(Data excerpts)
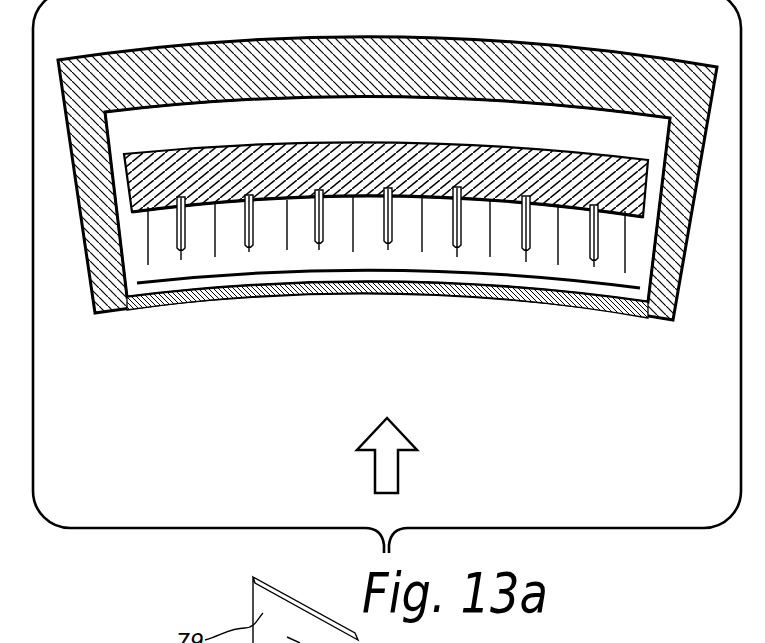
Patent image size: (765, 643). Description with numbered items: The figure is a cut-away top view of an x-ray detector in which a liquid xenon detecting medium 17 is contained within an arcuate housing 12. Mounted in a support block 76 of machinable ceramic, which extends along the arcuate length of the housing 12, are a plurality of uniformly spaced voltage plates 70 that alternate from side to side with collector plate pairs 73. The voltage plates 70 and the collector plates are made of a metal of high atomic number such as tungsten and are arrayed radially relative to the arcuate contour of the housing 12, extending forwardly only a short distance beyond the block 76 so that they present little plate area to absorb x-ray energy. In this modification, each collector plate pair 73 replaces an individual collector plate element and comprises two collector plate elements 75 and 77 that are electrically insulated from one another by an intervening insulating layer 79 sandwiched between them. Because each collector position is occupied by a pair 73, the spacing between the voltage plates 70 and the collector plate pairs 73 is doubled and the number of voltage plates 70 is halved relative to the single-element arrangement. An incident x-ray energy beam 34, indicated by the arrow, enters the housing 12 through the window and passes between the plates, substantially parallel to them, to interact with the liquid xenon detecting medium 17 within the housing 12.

The housing 12 is at (153, 47).
The liquid xenon detecting medium 17 is at (402, 129).
The support block 76 is at (587, 153).
The voltage plates 70 is at (218, 249).
The collector plate pair 73 is at (181, 237).
The collector plate element 75 is at (534, 240).
The collector plate element 77 is at (520, 240).
The insulating layer 79 is at (525, 260).
The incident x-ray energy beam 34 is at (375, 473).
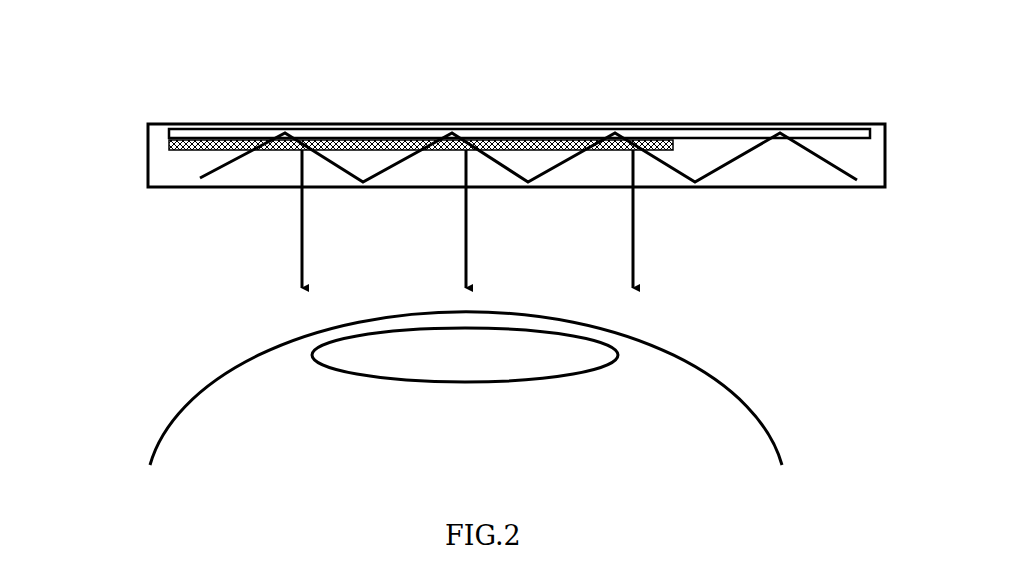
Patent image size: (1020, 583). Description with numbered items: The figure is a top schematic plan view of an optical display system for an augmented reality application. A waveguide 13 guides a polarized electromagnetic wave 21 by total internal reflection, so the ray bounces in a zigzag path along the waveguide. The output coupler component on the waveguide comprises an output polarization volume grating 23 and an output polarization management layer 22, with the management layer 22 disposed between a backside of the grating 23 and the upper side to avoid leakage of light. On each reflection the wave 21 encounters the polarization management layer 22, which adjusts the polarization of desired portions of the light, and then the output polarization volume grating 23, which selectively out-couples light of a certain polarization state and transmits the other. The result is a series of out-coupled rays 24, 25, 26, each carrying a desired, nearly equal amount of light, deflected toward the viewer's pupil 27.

The waveguide 13 is at (148, 156).
The polarized electromagnetic wave 21 is at (828, 157).
The output polarization management layer 22 is at (875, 130).
The output polarization volume grating 23 is at (683, 140).
The ray 24 is at (636, 265).
The ray 25 is at (470, 260).
The ray 26 is at (305, 255).
The viewer's pupil 27 is at (588, 372).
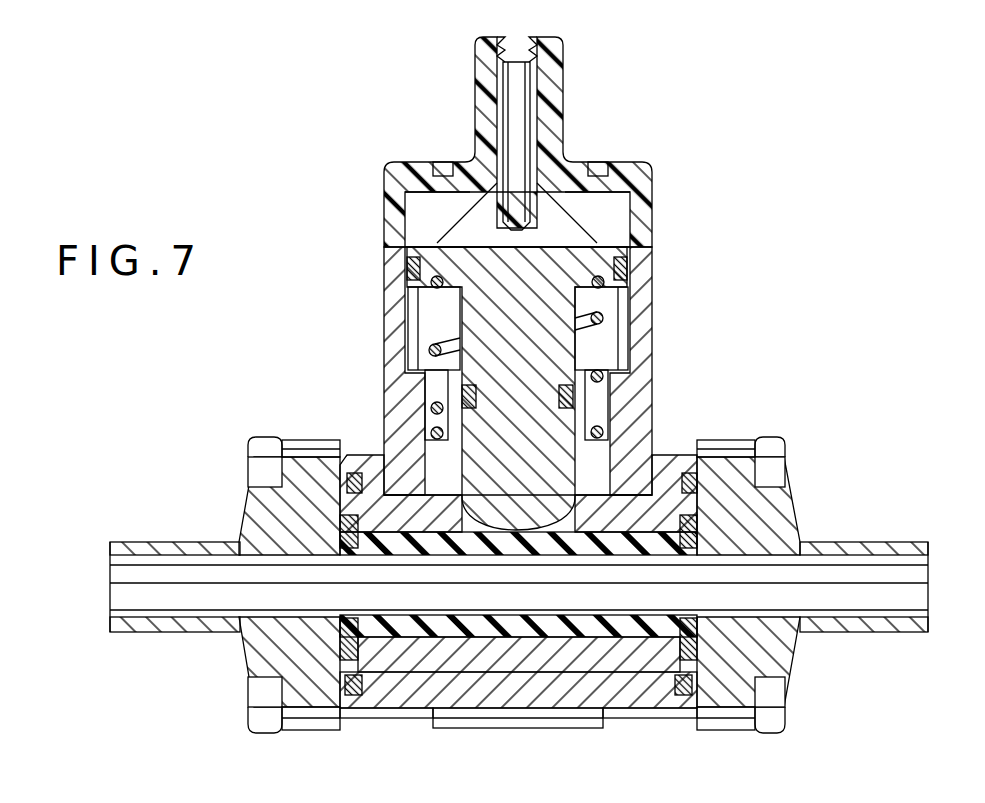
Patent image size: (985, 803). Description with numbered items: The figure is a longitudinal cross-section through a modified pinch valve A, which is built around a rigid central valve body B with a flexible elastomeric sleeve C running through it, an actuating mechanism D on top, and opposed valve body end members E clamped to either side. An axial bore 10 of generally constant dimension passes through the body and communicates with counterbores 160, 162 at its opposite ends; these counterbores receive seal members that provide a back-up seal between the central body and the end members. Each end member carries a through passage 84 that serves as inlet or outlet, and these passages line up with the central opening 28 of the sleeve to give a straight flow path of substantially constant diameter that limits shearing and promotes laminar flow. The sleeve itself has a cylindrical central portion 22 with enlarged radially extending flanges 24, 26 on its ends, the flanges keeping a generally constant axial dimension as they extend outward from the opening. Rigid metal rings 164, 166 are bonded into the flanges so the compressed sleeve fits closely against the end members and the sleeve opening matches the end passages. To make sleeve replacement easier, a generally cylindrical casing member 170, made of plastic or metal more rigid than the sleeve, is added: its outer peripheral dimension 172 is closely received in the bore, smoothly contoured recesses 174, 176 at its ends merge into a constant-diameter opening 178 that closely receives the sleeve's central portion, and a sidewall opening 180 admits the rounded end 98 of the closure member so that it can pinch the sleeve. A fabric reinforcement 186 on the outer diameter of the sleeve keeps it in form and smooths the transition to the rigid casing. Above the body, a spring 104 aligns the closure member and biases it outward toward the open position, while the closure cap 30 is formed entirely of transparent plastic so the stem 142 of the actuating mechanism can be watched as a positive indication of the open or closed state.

The stem 142 is at (513, 118).
The closure cap 30 is at (638, 176).
The pinch valve A is at (752, 248).
The actuating mechanism D is at (438, 312).
The spring 104 is at (603, 318).
The counterbore 162 is at (690, 472).
The valve body end members E is at (228, 518).
The counterbore 160 is at (373, 479).
The axial bore 10 is at (405, 498).
The rounded end 98 is at (517, 388).
The through passages 84 is at (130, 617).
The rigid metal ring 164 is at (345, 520).
The flange 24 is at (357, 630).
The sidewall opening 180 is at (478, 555).
The opening 178 is at (490, 636).
The cylindrical central portion 22 is at (534, 548).
The flexible elastomeric sleeve C is at (573, 556).
The flange 26 is at (673, 536).
The central opening 28 is at (663, 548).
The rigid metal ring 166 is at (690, 628).
The recess 174 is at (353, 660).
The outer peripheral dimension 172 is at (444, 720).
The central valve body B is at (505, 695).
The fabric reinforcement 186 is at (553, 640).
The casing member 170 is at (604, 655).
The recess 176 is at (690, 660).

WHAT THE TASK ASKS: Arrange the lines of the data starting at the one containing "Patent image size: (1020, 583)." and ending at the one containing "The ray 25 is at (470, 260)." as a numbered list, omitting blank lines.

RESPONSE:
1. Patent image size: (1020, 583). Description with numbered items: The figure is a top schematic plan view of an optical display system for an augmented reality application. A waveguide 13 guides a polarized electromagnetic wave 21 by total internal reflection, so the ray bounces in a zigzag path along the waveguide. The output coupler component on the waveguide comprises an output polarization volume grating 23 and an output polarization management layer 22, with the management layer 22 disposed between a backside of the grating 23 and the upper side to avoid leakage of light. On each reflection the wave 21 encounters the polarization management layer 22, which adjusts the polarization of desired portions of the light, and then the output polarization volume grating 23, which selectively out-couples light of a certain polarization state and transmits the other. The result is a series of out-coupled rays 24, 25, 26, each carrying a desired, nearly equal amount of light, deflected toward the viewer's pupil 27.
2. The waveguide 13 is at (148, 156).
3. The polarized electromagnetic wave 21 is at (828, 157).
4. The output polarization management layer 22 is at (875, 130).
5. The output polarization volume grating 23 is at (683, 140).
6. The ray 24 is at (636, 265).
7. The ray 25 is at (470, 260).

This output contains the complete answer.